[START Records for the exercise]

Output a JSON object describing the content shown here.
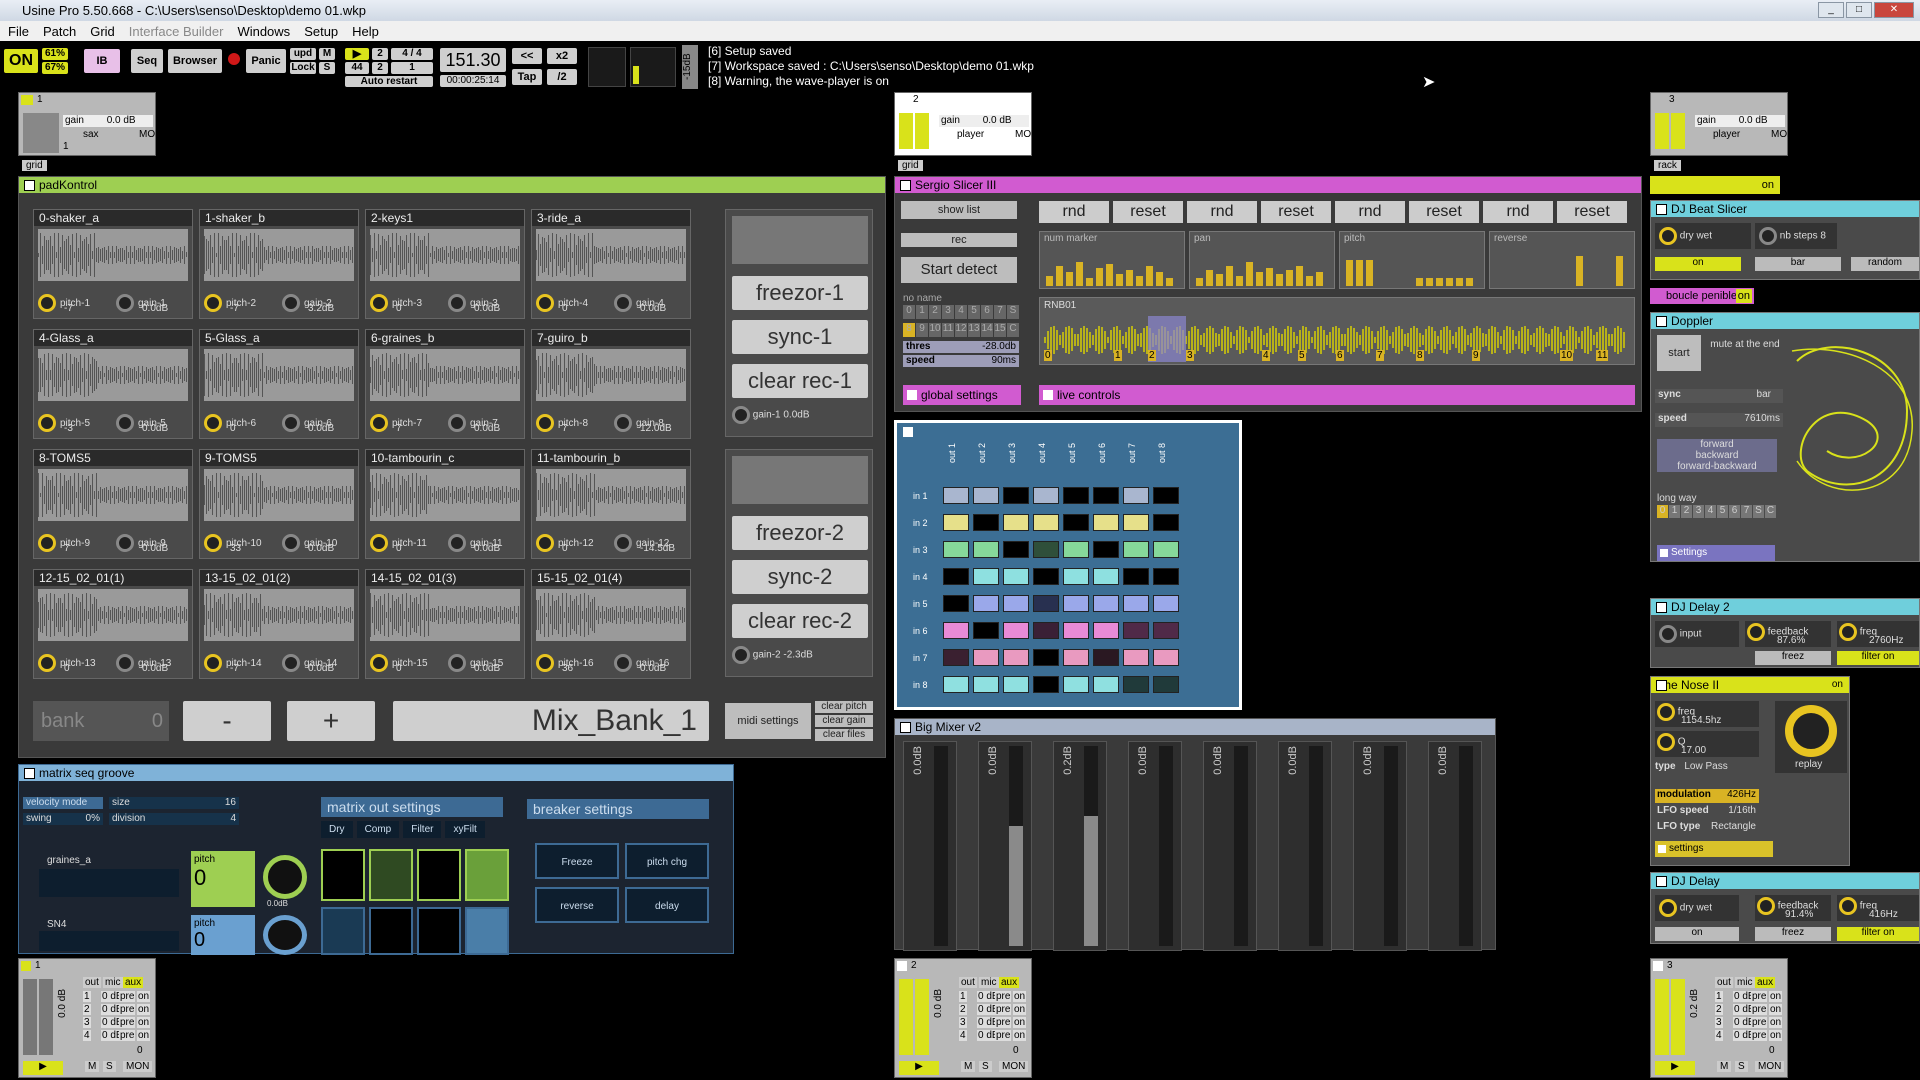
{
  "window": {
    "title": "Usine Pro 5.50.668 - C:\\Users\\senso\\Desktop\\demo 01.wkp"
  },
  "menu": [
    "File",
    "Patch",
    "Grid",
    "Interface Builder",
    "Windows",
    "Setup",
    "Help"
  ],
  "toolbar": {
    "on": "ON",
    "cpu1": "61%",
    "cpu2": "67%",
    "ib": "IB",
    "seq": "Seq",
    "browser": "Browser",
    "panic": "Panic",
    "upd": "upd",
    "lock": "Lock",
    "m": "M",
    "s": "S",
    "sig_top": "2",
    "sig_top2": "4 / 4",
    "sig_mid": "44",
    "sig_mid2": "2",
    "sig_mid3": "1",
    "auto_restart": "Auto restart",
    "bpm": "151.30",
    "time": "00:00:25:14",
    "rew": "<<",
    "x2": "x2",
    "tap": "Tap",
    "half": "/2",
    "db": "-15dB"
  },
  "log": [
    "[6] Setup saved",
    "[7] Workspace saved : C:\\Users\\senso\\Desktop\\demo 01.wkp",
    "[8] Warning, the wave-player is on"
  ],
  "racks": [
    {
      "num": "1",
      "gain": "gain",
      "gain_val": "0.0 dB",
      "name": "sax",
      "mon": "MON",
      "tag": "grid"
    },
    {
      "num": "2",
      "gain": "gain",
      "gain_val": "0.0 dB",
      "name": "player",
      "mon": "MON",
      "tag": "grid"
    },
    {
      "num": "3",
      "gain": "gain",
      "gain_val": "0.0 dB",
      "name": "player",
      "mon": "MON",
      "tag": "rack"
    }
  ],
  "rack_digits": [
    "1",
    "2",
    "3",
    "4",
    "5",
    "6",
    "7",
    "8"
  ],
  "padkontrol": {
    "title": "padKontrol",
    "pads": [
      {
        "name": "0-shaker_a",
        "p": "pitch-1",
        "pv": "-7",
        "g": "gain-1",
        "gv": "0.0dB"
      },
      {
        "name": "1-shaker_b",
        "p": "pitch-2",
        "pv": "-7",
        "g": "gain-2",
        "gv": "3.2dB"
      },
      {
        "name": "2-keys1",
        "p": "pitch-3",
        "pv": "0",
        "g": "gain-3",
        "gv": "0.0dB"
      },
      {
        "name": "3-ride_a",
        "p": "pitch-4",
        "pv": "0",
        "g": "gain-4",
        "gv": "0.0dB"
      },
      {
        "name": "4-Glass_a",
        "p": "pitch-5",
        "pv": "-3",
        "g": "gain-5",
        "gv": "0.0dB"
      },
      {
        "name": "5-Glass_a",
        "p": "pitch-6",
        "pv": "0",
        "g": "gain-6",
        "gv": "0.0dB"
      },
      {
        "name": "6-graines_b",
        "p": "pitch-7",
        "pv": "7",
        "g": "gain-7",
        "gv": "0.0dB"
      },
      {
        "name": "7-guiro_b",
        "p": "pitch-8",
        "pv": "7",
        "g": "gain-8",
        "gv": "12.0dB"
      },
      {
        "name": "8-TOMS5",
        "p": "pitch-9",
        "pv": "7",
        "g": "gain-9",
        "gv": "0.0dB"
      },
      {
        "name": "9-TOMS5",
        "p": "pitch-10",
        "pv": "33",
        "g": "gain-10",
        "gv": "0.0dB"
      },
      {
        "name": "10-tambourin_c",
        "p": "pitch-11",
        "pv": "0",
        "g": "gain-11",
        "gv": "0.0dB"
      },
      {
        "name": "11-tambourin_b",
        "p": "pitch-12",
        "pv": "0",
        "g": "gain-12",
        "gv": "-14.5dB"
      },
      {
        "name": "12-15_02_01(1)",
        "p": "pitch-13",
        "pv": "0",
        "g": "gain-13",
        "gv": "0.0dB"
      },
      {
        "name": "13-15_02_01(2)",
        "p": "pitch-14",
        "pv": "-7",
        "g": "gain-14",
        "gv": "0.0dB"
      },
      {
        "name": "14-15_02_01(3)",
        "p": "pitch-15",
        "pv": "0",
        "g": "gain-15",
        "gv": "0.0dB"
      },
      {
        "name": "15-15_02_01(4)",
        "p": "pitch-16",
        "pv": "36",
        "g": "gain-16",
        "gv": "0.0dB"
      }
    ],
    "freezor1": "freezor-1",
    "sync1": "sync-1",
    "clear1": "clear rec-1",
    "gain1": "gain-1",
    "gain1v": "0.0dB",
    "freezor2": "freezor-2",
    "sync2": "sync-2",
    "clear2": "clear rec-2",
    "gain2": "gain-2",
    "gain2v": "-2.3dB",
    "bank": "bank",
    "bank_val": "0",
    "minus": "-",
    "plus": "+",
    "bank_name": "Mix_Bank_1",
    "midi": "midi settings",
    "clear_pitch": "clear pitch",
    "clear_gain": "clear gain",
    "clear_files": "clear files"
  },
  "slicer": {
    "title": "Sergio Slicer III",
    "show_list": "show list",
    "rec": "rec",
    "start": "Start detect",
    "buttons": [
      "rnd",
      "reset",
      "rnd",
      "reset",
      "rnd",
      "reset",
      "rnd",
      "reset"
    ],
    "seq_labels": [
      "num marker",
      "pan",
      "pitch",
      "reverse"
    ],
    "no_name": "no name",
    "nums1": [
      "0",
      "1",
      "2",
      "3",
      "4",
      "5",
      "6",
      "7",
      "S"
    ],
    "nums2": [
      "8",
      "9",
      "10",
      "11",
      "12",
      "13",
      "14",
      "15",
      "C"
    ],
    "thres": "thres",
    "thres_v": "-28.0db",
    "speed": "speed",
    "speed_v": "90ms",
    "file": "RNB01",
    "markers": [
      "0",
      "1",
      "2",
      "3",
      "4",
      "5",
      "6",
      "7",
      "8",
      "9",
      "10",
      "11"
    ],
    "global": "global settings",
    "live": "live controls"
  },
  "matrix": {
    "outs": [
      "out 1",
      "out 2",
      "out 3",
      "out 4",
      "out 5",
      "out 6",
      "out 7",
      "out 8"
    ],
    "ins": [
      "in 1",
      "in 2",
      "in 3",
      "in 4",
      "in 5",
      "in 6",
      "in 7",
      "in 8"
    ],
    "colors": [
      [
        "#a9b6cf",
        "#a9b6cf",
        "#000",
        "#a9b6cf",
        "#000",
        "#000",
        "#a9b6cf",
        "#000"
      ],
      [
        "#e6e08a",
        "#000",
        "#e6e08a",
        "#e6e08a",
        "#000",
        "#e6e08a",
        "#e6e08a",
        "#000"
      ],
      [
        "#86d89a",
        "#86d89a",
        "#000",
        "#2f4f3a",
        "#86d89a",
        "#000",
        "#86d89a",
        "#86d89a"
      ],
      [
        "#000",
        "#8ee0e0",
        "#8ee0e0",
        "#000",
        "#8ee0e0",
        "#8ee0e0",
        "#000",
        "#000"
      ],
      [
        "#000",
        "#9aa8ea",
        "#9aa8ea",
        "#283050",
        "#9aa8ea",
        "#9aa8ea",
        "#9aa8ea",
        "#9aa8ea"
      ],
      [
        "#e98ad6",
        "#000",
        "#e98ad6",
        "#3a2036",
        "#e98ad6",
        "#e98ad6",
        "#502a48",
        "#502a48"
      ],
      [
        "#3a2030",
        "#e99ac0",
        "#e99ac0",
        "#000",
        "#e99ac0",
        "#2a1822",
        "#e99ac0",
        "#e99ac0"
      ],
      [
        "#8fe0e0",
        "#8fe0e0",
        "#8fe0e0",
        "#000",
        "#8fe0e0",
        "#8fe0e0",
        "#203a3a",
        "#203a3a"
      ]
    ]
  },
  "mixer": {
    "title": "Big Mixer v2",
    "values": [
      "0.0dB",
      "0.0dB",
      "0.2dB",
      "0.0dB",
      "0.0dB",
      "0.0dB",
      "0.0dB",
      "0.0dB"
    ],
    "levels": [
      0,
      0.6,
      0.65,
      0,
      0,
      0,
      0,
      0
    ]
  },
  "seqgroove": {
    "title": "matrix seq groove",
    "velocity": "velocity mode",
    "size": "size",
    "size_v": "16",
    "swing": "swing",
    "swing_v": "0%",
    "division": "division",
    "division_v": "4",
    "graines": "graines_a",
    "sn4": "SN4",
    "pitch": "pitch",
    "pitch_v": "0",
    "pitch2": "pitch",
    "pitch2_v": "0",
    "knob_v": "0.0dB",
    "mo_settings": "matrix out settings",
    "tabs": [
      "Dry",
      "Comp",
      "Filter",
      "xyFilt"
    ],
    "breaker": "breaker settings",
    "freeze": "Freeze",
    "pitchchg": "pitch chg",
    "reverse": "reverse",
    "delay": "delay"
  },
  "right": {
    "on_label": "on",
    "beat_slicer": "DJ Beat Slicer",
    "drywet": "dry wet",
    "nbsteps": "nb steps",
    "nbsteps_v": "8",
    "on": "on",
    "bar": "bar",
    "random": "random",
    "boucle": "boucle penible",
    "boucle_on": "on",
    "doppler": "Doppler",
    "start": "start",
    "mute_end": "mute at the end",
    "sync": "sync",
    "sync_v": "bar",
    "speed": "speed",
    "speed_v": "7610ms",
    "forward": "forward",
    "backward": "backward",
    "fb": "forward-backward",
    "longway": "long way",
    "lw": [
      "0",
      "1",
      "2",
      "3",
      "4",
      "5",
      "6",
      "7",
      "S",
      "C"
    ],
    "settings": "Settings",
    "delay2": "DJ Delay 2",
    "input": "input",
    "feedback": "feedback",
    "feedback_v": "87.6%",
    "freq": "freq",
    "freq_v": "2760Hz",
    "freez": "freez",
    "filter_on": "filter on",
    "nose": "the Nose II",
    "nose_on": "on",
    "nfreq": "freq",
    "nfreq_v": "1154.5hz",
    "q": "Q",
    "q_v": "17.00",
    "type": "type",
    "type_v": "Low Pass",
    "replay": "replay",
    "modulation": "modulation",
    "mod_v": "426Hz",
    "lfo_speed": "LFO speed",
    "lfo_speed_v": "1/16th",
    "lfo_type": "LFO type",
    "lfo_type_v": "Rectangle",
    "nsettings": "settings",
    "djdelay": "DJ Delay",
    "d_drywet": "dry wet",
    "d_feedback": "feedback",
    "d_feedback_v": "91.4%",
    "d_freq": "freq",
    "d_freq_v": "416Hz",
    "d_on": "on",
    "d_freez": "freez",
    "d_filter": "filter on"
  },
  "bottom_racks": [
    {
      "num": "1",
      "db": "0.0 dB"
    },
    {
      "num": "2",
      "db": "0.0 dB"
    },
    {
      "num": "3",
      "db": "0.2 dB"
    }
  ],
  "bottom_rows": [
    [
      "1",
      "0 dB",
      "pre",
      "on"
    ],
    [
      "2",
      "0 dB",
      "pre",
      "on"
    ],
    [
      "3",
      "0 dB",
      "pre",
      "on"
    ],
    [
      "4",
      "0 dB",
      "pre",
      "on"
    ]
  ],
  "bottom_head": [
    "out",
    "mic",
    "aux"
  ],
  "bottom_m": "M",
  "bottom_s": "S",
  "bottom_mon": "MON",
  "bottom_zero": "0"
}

[END Records for the exercise]

What the exercise asks » Scan the material above. Extract every line in which the word "settings" occurs.

Completed exercise »
    "midi": "midi settings",
    "global": "global settings",
    "mo_settings": "matrix out settings",
    "breaker": "breaker settings",
    "settings": "Settings",
    "nsettings": "settings",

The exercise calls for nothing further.